• Dataset records
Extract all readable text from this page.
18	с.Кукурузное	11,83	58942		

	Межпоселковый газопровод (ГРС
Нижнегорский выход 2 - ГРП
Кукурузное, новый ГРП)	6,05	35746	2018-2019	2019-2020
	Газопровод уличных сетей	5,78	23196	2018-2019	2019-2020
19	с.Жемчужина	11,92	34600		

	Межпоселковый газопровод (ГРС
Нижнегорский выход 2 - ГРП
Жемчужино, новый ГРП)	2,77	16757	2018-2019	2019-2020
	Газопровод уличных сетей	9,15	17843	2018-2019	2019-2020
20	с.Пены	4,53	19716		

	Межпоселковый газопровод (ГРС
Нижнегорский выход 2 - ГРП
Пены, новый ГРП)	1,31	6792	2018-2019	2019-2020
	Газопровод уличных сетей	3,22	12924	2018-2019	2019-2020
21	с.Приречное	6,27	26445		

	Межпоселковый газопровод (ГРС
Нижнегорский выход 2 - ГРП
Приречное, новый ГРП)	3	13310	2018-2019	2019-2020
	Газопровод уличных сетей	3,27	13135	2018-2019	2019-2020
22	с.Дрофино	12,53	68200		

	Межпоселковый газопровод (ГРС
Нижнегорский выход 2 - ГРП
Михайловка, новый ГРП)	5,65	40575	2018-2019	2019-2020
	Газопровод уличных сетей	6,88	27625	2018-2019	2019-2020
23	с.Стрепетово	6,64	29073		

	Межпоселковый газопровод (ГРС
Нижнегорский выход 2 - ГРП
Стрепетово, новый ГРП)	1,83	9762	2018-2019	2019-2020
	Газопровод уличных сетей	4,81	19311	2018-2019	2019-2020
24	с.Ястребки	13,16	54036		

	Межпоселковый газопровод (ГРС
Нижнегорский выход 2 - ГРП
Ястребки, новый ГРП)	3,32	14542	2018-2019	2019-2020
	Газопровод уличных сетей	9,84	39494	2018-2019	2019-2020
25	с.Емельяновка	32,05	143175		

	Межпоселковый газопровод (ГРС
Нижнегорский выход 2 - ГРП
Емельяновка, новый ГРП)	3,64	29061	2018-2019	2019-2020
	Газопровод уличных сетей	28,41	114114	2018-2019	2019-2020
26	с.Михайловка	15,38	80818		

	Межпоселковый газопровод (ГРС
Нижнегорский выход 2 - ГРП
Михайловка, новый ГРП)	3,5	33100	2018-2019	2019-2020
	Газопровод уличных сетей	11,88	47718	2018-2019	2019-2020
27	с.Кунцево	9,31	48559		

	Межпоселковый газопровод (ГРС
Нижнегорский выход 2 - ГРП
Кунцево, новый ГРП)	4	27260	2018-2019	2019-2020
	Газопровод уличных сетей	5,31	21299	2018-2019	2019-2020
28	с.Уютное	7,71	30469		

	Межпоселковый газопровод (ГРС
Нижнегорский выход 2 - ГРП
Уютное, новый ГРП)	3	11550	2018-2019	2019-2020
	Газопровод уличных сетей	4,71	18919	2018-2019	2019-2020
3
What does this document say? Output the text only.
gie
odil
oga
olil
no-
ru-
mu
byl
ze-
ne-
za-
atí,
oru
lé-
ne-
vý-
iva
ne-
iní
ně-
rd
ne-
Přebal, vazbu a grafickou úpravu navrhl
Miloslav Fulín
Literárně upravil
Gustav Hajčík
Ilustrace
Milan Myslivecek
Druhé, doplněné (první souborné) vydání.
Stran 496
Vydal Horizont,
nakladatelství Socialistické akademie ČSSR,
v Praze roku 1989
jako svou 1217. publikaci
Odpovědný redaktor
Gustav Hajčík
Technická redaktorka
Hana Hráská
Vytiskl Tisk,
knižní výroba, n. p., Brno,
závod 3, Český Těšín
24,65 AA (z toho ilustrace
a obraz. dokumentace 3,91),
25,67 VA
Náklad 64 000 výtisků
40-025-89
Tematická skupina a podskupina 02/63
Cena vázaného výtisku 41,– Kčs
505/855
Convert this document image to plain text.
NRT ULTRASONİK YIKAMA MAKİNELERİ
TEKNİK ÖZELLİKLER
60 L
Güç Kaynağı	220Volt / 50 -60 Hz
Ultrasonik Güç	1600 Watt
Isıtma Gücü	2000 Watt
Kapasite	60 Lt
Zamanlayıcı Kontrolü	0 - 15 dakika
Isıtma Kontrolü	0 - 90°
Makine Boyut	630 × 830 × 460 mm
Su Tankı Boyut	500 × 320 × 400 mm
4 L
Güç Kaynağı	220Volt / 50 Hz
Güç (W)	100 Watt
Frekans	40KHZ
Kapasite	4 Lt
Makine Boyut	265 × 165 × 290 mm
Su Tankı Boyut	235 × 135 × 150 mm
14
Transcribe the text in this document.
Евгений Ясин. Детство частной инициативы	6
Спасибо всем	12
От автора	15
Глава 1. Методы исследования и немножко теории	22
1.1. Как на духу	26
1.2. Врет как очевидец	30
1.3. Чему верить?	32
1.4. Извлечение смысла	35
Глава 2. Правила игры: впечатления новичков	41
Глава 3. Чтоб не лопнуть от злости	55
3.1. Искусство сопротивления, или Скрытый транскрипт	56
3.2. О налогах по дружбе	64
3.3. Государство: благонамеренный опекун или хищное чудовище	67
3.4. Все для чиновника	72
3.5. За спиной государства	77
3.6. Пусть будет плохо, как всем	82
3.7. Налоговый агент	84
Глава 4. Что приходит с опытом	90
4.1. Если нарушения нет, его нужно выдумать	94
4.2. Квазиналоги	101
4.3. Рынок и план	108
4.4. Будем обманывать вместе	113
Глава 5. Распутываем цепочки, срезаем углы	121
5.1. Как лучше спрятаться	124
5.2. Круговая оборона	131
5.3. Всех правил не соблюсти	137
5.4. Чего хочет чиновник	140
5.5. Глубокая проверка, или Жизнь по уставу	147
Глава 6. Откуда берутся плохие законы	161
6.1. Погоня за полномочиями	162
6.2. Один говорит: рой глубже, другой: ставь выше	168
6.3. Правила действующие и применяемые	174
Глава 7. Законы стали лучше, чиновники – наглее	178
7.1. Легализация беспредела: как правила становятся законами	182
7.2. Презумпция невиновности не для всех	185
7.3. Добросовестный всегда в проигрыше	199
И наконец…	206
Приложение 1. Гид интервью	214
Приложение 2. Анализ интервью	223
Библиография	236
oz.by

• Instructions to follow
Go through the listing above and pull out each line containing the word "this".

• Task output
Extract all readable text from this page.
What does this document say? Output the text only.
Convert this document image to plain text.
Transcribe the text in this document.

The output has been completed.